Short task: From the entries that follow, gather each line holding the word "name".

§

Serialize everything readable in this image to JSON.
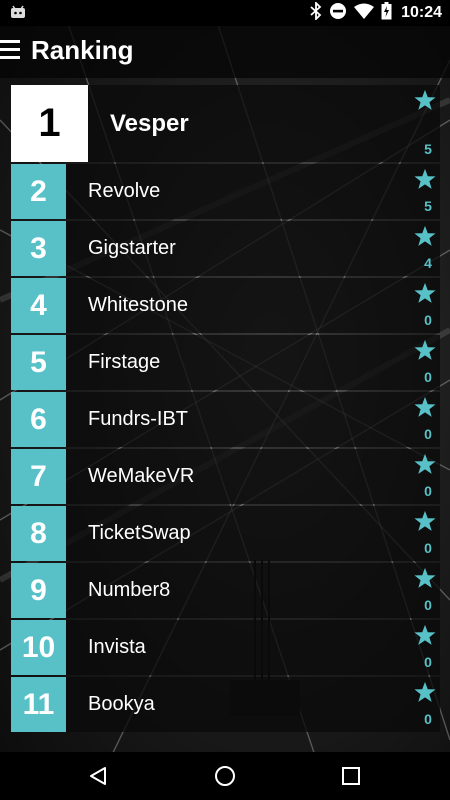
{
  "status": {
    "time": "10:24"
  },
  "header": {
    "title": "Ranking"
  },
  "colors": {
    "accent": "#58c1c8",
    "first_rank_bg": "#ffffff"
  },
  "ranking": [
    {
      "rank": "1",
      "name": "Vesper",
      "votes": "5"
    },
    {
      "rank": "2",
      "name": "Revolve",
      "votes": "5"
    },
    {
      "rank": "3",
      "name": "Gigstarter",
      "votes": "4"
    },
    {
      "rank": "4",
      "name": "Whitestone",
      "votes": "0"
    },
    {
      "rank": "5",
      "name": "Firstage",
      "votes": "0"
    },
    {
      "rank": "6",
      "name": "Fundrs-IBT",
      "votes": "0"
    },
    {
      "rank": "7",
      "name": "WeMakeVR",
      "votes": "0"
    },
    {
      "rank": "8",
      "name": "TicketSwap",
      "votes": "0"
    },
    {
      "rank": "9",
      "name": "Number8",
      "votes": "0"
    },
    {
      "rank": "10",
      "name": "Invista",
      "votes": "0"
    },
    {
      "rank": "11",
      "name": "Bookya",
      "votes": "0"
    }
  ],
  "icons": {
    "menu": "menu-icon",
    "vote": "star-icon",
    "nav_back": "back-triangle-icon",
    "nav_home": "home-circle-icon",
    "nav_recents": "recents-square-icon"
  }
}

§

Task result:
      "name": "Vesper",
      "name": "Revolve",
      "name": "Gigstarter",
      "name": "Whitestone",
      "name": "Firstage",
      "name": "Fundrs-IBT",
      "name": "WeMakeVR",
      "name": "TicketSwap",
      "name": "Number8",
      "name": "Invista",
      "name": "Bookya",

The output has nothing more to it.